### Given problem
Reproduce each line exactly.

### Material shown
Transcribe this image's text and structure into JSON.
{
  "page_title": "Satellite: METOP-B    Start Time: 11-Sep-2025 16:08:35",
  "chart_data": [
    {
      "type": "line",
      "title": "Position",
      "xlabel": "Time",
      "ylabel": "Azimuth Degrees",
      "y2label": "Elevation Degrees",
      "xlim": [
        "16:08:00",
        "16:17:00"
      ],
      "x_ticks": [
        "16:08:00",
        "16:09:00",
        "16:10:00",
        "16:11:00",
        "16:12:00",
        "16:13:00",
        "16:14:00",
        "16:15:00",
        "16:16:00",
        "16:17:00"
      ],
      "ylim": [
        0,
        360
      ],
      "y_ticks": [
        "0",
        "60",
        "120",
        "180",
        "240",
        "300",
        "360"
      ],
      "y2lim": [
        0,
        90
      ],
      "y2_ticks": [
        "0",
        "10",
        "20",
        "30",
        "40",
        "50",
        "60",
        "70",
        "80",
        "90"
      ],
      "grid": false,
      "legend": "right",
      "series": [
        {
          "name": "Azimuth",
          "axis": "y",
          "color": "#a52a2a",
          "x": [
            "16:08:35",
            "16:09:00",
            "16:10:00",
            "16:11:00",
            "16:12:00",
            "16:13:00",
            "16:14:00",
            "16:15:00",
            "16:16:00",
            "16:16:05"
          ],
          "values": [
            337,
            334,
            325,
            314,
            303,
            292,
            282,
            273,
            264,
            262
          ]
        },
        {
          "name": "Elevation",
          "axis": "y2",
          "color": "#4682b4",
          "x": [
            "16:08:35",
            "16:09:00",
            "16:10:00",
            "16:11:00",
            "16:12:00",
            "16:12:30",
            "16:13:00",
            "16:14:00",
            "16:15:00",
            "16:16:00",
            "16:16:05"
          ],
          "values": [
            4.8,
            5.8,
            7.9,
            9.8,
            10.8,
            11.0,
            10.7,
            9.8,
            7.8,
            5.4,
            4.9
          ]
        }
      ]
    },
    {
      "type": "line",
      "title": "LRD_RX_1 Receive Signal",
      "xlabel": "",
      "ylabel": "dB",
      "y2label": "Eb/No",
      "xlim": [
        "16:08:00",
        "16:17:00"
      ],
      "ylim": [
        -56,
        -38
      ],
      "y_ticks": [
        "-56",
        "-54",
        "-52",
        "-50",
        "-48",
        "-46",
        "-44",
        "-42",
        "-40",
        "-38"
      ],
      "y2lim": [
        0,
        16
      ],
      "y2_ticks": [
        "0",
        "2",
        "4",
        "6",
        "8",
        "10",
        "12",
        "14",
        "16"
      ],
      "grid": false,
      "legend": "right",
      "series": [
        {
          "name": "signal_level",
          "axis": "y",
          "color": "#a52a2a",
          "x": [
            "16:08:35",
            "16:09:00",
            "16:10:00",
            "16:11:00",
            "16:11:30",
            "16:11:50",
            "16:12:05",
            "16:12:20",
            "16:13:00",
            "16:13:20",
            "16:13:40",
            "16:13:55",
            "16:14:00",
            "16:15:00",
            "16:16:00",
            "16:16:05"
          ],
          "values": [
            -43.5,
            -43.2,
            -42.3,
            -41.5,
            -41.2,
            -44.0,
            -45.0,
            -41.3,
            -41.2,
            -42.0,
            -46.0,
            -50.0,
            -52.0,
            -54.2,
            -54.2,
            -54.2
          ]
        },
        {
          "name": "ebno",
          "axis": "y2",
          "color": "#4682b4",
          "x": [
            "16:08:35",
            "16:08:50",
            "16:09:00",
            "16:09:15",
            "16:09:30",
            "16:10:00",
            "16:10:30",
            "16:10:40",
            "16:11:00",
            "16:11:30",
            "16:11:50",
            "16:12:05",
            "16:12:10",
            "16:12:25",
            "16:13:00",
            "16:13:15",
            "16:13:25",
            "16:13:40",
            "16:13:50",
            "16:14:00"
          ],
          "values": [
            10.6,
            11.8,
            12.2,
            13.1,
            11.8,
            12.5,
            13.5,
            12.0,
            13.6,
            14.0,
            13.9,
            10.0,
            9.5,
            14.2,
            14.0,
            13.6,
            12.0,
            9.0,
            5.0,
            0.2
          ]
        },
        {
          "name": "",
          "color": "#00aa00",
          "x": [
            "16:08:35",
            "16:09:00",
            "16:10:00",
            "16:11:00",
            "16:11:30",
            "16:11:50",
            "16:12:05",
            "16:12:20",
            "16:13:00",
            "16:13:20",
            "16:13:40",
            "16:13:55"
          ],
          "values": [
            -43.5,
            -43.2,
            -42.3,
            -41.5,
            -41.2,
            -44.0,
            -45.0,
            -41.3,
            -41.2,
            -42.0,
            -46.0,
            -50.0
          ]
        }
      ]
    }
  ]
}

### Exercise solution
Transcribe this image's text and structure into JSON.
{
  "page_title": "Satellite: METOP-B    Start Time: 11-Sep-2025 16:08:35",
  "chart_data": [
    {
      "type": "line",
      "title": "Position",
      "xlabel": "Time",
      "ylabel": "Azimuth Degrees",
      "y2label": "Elevation Degrees",
      "xlim": [
        "16:08:00",
        "16:17:00"
      ],
      "x_ticks": [
        "16:08:00",
        "16:09:00",
        "16:10:00",
        "16:11:00",
        "16:12:00",
        "16:13:00",
        "16:14:00",
        "16:15:00",
        "16:16:00",
        "16:17:00"
      ],
      "ylim": [
        0,
        360
      ],
      "y_ticks": [
        "0",
        "60",
        "120",
        "180",
        "240",
        "300",
        "360"
      ],
      "y2lim": [
        0,
        90
      ],
      "y2_ticks": [
        "0",
        "10",
        "20",
        "30",
        "40",
        "50",
        "60",
        "70",
        "80",
        "90"
      ],
      "grid": false,
      "legend": "right",
      "series": [
        {
          "name": "Azimuth",
          "axis": "y",
          "color": "#a52a2a",
          "x": [
            "16:08:35",
            "16:09:00",
            "16:10:00",
            "16:11:00",
            "16:12:00",
            "16:13:00",
            "16:14:00",
            "16:15:00",
            "16:16:00",
            "16:16:05"
          ],
          "values": [
            337,
            334,
            325,
            314,
            303,
            292,
            282,
            273,
            264,
            262
          ]
        },
        {
          "name": "Elevation",
          "axis": "y2",
          "color": "#4682b4",
          "x": [
            "16:08:35",
            "16:09:00",
            "16:10:00",
            "16:11:00",
            "16:12:00",
            "16:12:30",
            "16:13:00",
            "16:14:00",
            "16:15:00",
            "16:16:00",
            "16:16:05"
          ],
          "values": [
            4.8,
            5.8,
            7.9,
            9.8,
            10.8,
            11.0,
            10.7,
            9.8,
            7.8,
            5.4,
            4.9
          ]
        }
      ]
    },
    {
      "type": "line",
      "title": "LRD_RX_1 Receive Signal",
      "xlabel": "",
      "ylabel": "dB",
      "y2label": "Eb/No",
      "xlim": [
        "16:08:00",
        "16:17:00"
      ],
      "ylim": [
        -56,
        -38
      ],
      "y_ticks": [
        "-56",
        "-54",
        "-52",
        "-50",
        "-48",
        "-46",
        "-44",
        "-42",
        "-40",
        "-38"
      ],
      "y2lim": [
        0,
        16
      ],
      "y2_ticks": [
        "0",
        "2",
        "4",
        "6",
        "8",
        "10",
        "12",
        "14",
        "16"
      ],
      "grid": false,
      "legend": "right",
      "series": [
        {
          "name": "signal_level",
          "axis": "y",
          "color": "#a52a2a",
          "x": [
            "16:08:35",
            "16:09:00",
            "16:10:00",
            "16:11:00",
            "16:11:30",
            "16:11:50",
            "16:12:05",
            "16:12:20",
            "16:13:00",
            "16:13:20",
            "16:13:40",
            "16:13:55",
            "16:14:00",
            "16:15:00",
            "16:16:00",
            "16:16:05"
          ],
          "values": [
            -43.5,
            -43.2,
            -42.3,
            -41.5,
            -41.2,
            -44.0,
            -45.0,
            -41.3,
            -41.2,
            -42.0,
            -46.0,
            -50.0,
            -52.0,
            -54.2,
            -54.2,
            -54.2
          ]
        },
        {
          "name": "ebno",
          "axis": "y2",
          "color": "#4682b4",
          "x": [
            "16:08:35",
            "16:08:50",
            "16:09:00",
            "16:09:15",
            "16:09:30",
            "16:10:00",
            "16:10:30",
            "16:10:40",
            "16:11:00",
            "16:11:30",
            "16:11:50",
            "16:12:05",
            "16:12:10",
            "16:12:25",
            "16:13:00",
            "16:13:15",
            "16:13:25",
            "16:13:40",
            "16:13:50",
            "16:14:00"
          ],
          "values": [
            10.6,
            11.8,
            12.2,
            13.1,
            11.8,
            12.5,
            13.5,
            12.0,
            13.6,
            14.0,
            13.9,
            10.0,
            9.5,
            14.2,
            14.0,
            13.6,
            12.0,
            9.0,
            5.0,
            0.2
          ]
        },
        {
          "name": "",
          "color": "#00aa00",
          "x": [
            "16:08:35",
            "16:09:00",
            "16:10:00",
            "16:11:00",
            "16:11:30",
            "16:11:50",
            "16:12:05",
            "16:12:20",
            "16:13:00",
            "16:13:20",
            "16:13:40",
            "16:13:55"
          ],
          "values": [
            -43.5,
            -43.2,
            -42.3,
            -41.5,
            -41.2,
            -44.0,
            -45.0,
            -41.3,
            -41.2,
            -42.0,
            -46.0,
            -50.0
          ]
        }
      ]
    }
  ]
}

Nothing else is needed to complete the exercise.